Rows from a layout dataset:
________________
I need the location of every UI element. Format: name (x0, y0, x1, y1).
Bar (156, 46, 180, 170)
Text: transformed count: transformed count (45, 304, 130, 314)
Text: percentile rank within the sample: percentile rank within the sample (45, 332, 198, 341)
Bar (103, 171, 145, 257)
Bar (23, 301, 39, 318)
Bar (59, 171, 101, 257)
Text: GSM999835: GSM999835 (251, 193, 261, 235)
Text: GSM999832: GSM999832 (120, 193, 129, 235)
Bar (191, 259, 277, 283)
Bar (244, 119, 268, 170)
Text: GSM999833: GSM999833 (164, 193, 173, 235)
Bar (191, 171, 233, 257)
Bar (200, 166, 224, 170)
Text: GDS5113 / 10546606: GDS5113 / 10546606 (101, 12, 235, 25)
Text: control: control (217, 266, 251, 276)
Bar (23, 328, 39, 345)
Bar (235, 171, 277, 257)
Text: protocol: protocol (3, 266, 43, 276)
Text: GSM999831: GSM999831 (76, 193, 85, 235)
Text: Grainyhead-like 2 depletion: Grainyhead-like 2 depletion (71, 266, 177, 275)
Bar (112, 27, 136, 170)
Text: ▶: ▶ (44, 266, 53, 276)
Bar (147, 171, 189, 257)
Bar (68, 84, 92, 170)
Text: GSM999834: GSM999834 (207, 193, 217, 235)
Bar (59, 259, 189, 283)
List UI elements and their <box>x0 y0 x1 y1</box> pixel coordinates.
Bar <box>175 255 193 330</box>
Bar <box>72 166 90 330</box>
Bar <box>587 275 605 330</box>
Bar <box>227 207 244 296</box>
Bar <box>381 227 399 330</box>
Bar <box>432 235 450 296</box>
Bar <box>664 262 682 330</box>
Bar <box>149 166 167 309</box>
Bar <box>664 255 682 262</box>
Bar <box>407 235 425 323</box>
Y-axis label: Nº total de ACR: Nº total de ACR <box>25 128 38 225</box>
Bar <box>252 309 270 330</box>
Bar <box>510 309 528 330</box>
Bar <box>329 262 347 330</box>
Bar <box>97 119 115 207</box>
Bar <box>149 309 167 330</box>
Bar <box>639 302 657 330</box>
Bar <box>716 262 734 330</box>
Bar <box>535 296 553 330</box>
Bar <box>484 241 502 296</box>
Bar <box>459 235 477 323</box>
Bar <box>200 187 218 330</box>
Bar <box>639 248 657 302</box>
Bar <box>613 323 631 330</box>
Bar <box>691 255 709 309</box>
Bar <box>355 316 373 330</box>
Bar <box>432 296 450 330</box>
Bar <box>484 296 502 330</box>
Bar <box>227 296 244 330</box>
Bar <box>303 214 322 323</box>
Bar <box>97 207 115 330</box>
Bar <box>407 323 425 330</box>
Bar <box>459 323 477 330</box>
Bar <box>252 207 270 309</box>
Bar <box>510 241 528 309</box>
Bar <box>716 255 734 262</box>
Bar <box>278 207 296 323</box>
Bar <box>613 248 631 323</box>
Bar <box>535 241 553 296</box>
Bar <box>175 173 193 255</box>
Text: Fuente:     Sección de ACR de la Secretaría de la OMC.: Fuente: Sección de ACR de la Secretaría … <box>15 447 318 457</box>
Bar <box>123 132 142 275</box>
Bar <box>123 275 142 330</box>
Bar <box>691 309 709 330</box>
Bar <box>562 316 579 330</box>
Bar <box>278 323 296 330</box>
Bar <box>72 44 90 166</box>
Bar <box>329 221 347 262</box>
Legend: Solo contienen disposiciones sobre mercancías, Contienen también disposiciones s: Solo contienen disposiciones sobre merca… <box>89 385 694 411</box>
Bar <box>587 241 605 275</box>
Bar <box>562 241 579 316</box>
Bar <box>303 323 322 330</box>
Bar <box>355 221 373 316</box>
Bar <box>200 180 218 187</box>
________________
Return, word for word, every line of the material from its first line through the line that contains "Bar <box>432 235 450 296</box>", both ends included.

I need the location of every UI element. Format: name (x0, y0, x1, y1).
Bar (156, 46, 180, 170)
Text: transformed count: transformed count (45, 304, 130, 314)
Text: percentile rank within the sample: percentile rank within the sample (45, 332, 198, 341)
Bar (103, 171, 145, 257)
Bar (23, 301, 39, 318)
Bar (59, 171, 101, 257)
Text: GSM999835: GSM999835 (251, 193, 261, 235)
Text: GSM999832: GSM999832 (120, 193, 129, 235)
Bar (191, 259, 277, 283)
Bar (244, 119, 268, 170)
Text: GSM999833: GSM999833 (164, 193, 173, 235)
Bar (191, 171, 233, 257)
Bar (200, 166, 224, 170)
Text: GDS5113 / 10546606: GDS5113 / 10546606 (101, 12, 235, 25)
Text: control: control (217, 266, 251, 276)
Bar (23, 328, 39, 345)
Bar (235, 171, 277, 257)
Text: protocol: protocol (3, 266, 43, 276)
Text: GSM999831: GSM999831 (76, 193, 85, 235)
Text: Grainyhead-like 2 depletion: Grainyhead-like 2 depletion (71, 266, 177, 275)
Bar (112, 27, 136, 170)
Text: ▶: ▶ (44, 266, 53, 276)
Bar (147, 171, 189, 257)
Bar (68, 84, 92, 170)
Text: GSM999834: GSM999834 (207, 193, 217, 235)
Bar (59, 259, 189, 283)
List UI elements and their <box>x0 y0 x1 y1</box> pixel coordinates.
Bar <box>175 255 193 330</box>
Bar <box>72 166 90 330</box>
Bar <box>587 275 605 330</box>
Bar <box>227 207 244 296</box>
Bar <box>381 227 399 330</box>
Bar <box>432 235 450 296</box>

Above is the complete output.